Start of Text block

The modeling of an AZT-terminated primer/template with HIV-1 RT has shown that translocation of the terminating AZT to the P site (primer site) from the N site (incoming dNTP site) would result in the azide group of AZT having unfavorable interactions (steric clash) with amino acid D185, suggesting that the AZT-terminated end of the primer would preferentially occupy the N site and block the incoming dNTP (
5). Furthermore, if the terminated AZT primer end translocated to the P site, steric hindrance from the azide group would interfere with the binding of the incoming dNTP. Therefore, AZT is more likely to occupy the N position, even when dNTPs are present, compared to other dideoxynucleoside triphosphates, resulting in AZT being in a favorable position for removal by ATP. Conversely, dideoxynucleotides, such as d4T, where there is no steric hindrance, would likely favor the P position rather than N position so that the incoming dNTP could interfere with their removal (
5). These results support the biochemical data of our group and others showing that removal of AZT is not inhibited by the next incoming dNTP, whereas removal of d4T is inhibited (
5). Furthermore, the modeling performed by Boyer et al. proposes that mutations M41L, D67N, K70R, T215Y, and K219Q enhance ATP binding to HIV-1 RT so that, at physiological concentrations of ATP, removal would be expected to be more efficient regardless of the nucleotide (
5). Consequently, the specificity of the removal reaction is not dictated by the mutations conferring resistance but rather depends on the structure of the region around the active site of HIV-1 RT and the structure of the nucleoside analog.

End of Text block
Start of Excerpted records

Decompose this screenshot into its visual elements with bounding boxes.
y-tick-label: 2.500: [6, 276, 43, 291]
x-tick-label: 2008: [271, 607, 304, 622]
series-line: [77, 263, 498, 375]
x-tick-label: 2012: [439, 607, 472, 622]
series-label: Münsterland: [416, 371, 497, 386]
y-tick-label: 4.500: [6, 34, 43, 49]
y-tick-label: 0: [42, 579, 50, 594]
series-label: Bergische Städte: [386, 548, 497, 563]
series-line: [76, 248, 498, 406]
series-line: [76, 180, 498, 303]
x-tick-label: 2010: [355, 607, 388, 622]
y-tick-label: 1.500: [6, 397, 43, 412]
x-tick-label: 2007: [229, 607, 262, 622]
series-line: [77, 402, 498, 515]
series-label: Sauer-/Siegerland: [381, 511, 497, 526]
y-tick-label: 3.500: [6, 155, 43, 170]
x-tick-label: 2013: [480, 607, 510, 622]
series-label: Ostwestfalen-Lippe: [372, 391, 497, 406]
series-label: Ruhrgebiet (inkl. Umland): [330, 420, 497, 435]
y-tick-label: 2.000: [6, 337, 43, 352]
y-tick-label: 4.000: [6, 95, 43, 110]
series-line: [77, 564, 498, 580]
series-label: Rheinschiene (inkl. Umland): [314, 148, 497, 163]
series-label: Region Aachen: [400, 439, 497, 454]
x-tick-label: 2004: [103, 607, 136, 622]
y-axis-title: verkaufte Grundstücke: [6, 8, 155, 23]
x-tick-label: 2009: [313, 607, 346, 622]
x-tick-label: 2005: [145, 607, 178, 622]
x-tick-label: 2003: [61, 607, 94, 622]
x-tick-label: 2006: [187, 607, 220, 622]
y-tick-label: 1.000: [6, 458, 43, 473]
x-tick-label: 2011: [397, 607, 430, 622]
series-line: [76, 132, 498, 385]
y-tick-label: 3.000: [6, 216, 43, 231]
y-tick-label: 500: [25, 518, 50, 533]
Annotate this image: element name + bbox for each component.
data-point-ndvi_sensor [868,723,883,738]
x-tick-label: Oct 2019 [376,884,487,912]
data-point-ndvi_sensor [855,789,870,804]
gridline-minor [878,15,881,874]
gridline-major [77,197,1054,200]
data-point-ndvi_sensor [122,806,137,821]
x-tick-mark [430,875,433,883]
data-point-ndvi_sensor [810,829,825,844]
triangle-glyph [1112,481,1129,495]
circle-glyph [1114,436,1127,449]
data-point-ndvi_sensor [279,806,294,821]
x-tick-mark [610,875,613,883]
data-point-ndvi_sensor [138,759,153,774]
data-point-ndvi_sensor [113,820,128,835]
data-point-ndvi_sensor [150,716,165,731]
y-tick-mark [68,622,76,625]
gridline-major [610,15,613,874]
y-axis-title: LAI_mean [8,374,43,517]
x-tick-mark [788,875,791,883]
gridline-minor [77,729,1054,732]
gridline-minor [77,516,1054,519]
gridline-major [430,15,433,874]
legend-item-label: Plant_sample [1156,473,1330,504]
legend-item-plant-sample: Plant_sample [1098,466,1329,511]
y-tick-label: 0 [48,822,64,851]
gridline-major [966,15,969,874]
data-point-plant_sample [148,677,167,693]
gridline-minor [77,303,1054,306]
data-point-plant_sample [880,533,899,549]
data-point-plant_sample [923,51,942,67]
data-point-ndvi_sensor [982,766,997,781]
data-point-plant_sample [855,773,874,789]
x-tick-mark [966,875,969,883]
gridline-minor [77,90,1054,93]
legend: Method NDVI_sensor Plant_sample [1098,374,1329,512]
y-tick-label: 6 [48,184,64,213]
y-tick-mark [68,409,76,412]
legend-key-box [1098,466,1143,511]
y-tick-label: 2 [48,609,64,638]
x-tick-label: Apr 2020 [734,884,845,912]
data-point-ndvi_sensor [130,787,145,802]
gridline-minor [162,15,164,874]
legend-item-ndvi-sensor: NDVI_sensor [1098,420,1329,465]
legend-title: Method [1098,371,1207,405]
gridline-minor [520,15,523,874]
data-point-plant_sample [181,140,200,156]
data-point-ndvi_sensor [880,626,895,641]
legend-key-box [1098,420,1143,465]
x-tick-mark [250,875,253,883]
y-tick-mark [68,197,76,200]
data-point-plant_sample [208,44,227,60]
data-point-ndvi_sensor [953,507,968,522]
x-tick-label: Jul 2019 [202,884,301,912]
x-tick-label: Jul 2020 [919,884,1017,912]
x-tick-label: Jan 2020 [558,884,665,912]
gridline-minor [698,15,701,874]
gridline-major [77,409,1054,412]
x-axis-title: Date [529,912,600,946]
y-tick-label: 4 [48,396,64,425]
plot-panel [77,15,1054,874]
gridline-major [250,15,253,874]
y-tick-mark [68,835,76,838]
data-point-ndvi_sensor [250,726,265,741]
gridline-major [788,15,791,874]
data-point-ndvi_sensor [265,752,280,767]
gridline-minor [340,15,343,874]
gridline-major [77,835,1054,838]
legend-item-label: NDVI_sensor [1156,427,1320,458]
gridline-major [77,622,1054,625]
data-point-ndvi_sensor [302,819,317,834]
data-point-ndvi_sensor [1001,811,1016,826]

End of Excerpted records

Tasks to complete:
#1 List every mutation that the passage on AZT removal by HIV-1 RT says is proposed to enhance ATP binding to HIV-1 RT.
#2 Extend the passage on AZT removal by HIV-1 RT beyond its final sentence.

Responses by task:
#1 M41L, D67N, K70R, T215Y, K219Q

#2
The reduced removal of tenofovir might result from the unique phosphonate bond of tenofovir or the unique acyclic structure of tenofovir. The incorporation of tenofovir into the primer may favor the P site rather than the N site, resulting in tenofovir being less accessible to removal by ATP, opposite to what was proposed for AZT. Analyses of crystal structures of tenofovir-terminated primers/templates with HIV-1 RT to address this possibility are under way. Similarly, inefficient removal of 3TC and ddA may also occur because these nucleoside analogs favor the P site rather than the N site. It is also interesting that both tenofovir and ddA are inefficiently removed by ATP, suggesting that adenosine analogs are less likely to be removed by this mechanism than other nucleoside analogs. Our in vitro results reported here showing reduced tenofovir removal by a mutant RT with thymidine analog resistance mutations are consistent with clinical results that have demonstrated significant anti-HIV activity of tenofovir disoproxil fumarate in antiretroviral-experienced patients with extensive resistance mutations, including thymidine analog resistance mutations, in their HIV (
22; R. Schooley, R. Myers, P. Ruane, G. Beall, H. Lampiris, M. Miller, R. Mills, and I. McGowan, Abstr. 40th Intersci. Conf. Antimicrob. Agents Chemother., abstr. 692, p. 293, 2000).